DIRECTION: Pick out each line below containing "text".

--- Start of EXERCISE DATA ---

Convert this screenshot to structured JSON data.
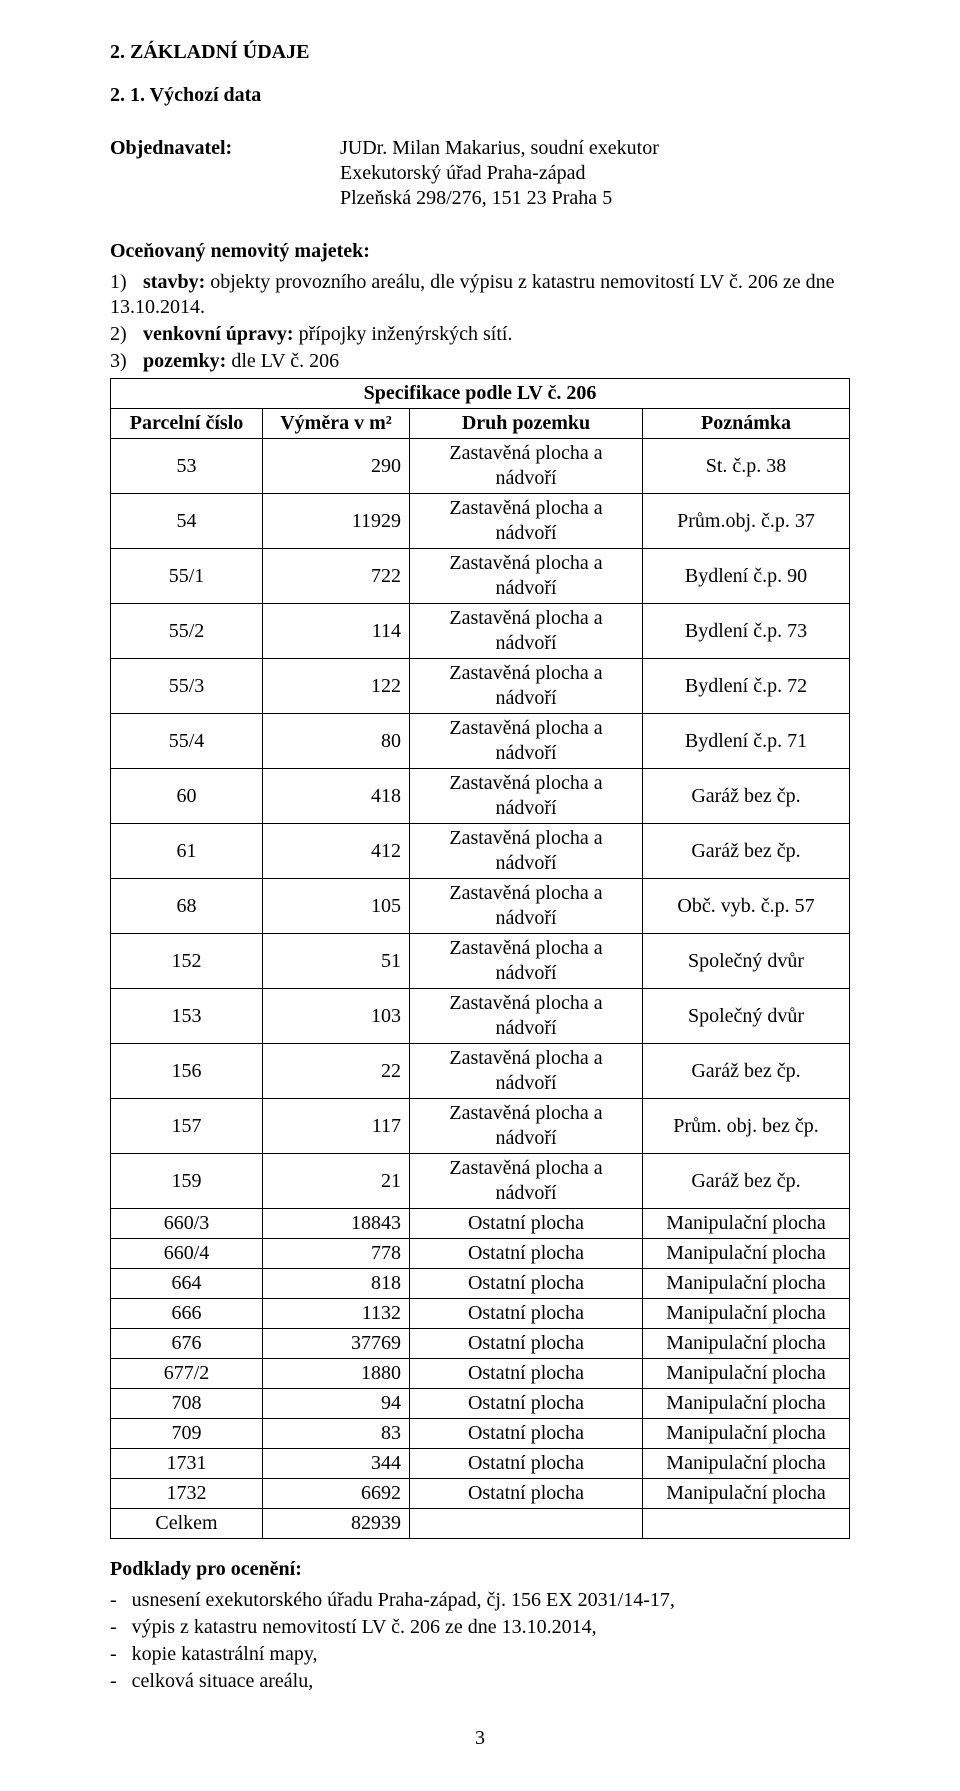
{
  "title_section": "2.  ZÁKLADNÍ ÚDAJE",
  "subsection": "2. 1.    Výchozí data",
  "objednavatel_label": "Objednavatel:",
  "objednavatel_lines": [
    "JUDr. Milan Makarius, soudní exekutor",
    "Exekutorský úřad Praha-západ",
    "Plzeňská 298/276, 151 23 Praha 5"
  ],
  "ocen_heading": "Oceňovaný nemovitý majetek:",
  "items": [
    {
      "num": "1)",
      "lead": "stavby:",
      "text": " objekty provozního areálu, dle výpisu z katastru nemovitostí LV č. 206 ze dne 13.10.2014."
    },
    {
      "num": "2)",
      "lead": "venkovní úpravy:",
      "text": " přípojky inženýrských sítí."
    },
    {
      "num": "3)",
      "lead": "pozemky:",
      "text": " dle LV č. 206"
    }
  ],
  "table": {
    "title": "Specifikace  podle LV č. 206",
    "columns": [
      "Parcelní číslo",
      "Výměra v m²",
      "Druh pozemku",
      "Poznámka"
    ],
    "col_align": [
      "center",
      "right",
      "center",
      "center"
    ],
    "rows": [
      [
        "53",
        "290",
        "Zastavěná plocha a nádvoří",
        "St. č.p. 38"
      ],
      [
        "54",
        "11929",
        "Zastavěná plocha a nádvoří",
        "Prům.obj. č.p. 37"
      ],
      [
        "55/1",
        "722",
        "Zastavěná plocha a nádvoří",
        "Bydlení č.p. 90"
      ],
      [
        "55/2",
        "114",
        "Zastavěná plocha a nádvoří",
        "Bydlení č.p. 73"
      ],
      [
        "55/3",
        "122",
        "Zastavěná plocha a nádvoří",
        "Bydlení č.p. 72"
      ],
      [
        "55/4",
        "80",
        "Zastavěná plocha a nádvoří",
        "Bydlení č.p. 71"
      ],
      [
        "60",
        "418",
        "Zastavěná plocha a nádvoří",
        "Garáž bez čp."
      ],
      [
        "61",
        "412",
        "Zastavěná plocha a nádvoří",
        "Garáž bez čp."
      ],
      [
        "68",
        "105",
        "Zastavěná plocha a nádvoří",
        "Obč. vyb. č.p. 57"
      ],
      [
        "152",
        "51",
        "Zastavěná plocha a nádvoří",
        "Společný dvůr"
      ],
      [
        "153",
        "103",
        "Zastavěná plocha a nádvoří",
        "Společný dvůr"
      ],
      [
        "156",
        "22",
        "Zastavěná plocha a nádvoří",
        "Garáž bez čp."
      ],
      [
        "157",
        "117",
        "Zastavěná plocha a nádvoří",
        "Prům. obj. bez čp."
      ],
      [
        "159",
        "21",
        "Zastavěná plocha a nádvoří",
        "Garáž bez čp."
      ],
      [
        "660/3",
        "18843",
        "Ostatní plocha",
        "Manipulační plocha"
      ],
      [
        "660/4",
        "778",
        "Ostatní plocha",
        "Manipulační plocha"
      ],
      [
        "664",
        "818",
        "Ostatní plocha",
        "Manipulační plocha"
      ],
      [
        "666",
        "1132",
        "Ostatní plocha",
        "Manipulační plocha"
      ],
      [
        "676",
        "37769",
        "Ostatní plocha",
        "Manipulační plocha"
      ],
      [
        "677/2",
        "1880",
        "Ostatní plocha",
        "Manipulační plocha"
      ],
      [
        "708",
        "94",
        "Ostatní plocha",
        "Manipulační plocha"
      ],
      [
        "709",
        "83",
        "Ostatní plocha",
        "Manipulační plocha"
      ],
      [
        "1731",
        "344",
        "Ostatní plocha",
        "Manipulační plocha"
      ],
      [
        "1732",
        "6692",
        "Ostatní plocha",
        "Manipulační plocha"
      ]
    ],
    "total_row": [
      "Celkem",
      "82939",
      "",
      ""
    ]
  },
  "podklady_title": "Podklady pro ocenění:",
  "podklady_items": [
    "usnesení exekutorského úřadu Praha-západ, čj. 156 EX 2031/14-17,",
    "výpis z katastru nemovitostí LV č. 206  ze dne 13.10.2014,",
    "kopie katastrální mapy,",
    "celková situace areálu,"
  ],
  "page_number": "3"
}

--- End of EXERCISE DATA ---

EXPECTED ANSWER:
      "text": " objekty provozního areálu, dle výpisu z katastru nemovitostí LV č. 206 ze dne 13.10.2014."
      "text": " přípojky inženýrských sítí."
      "text": " dle LV č. 206"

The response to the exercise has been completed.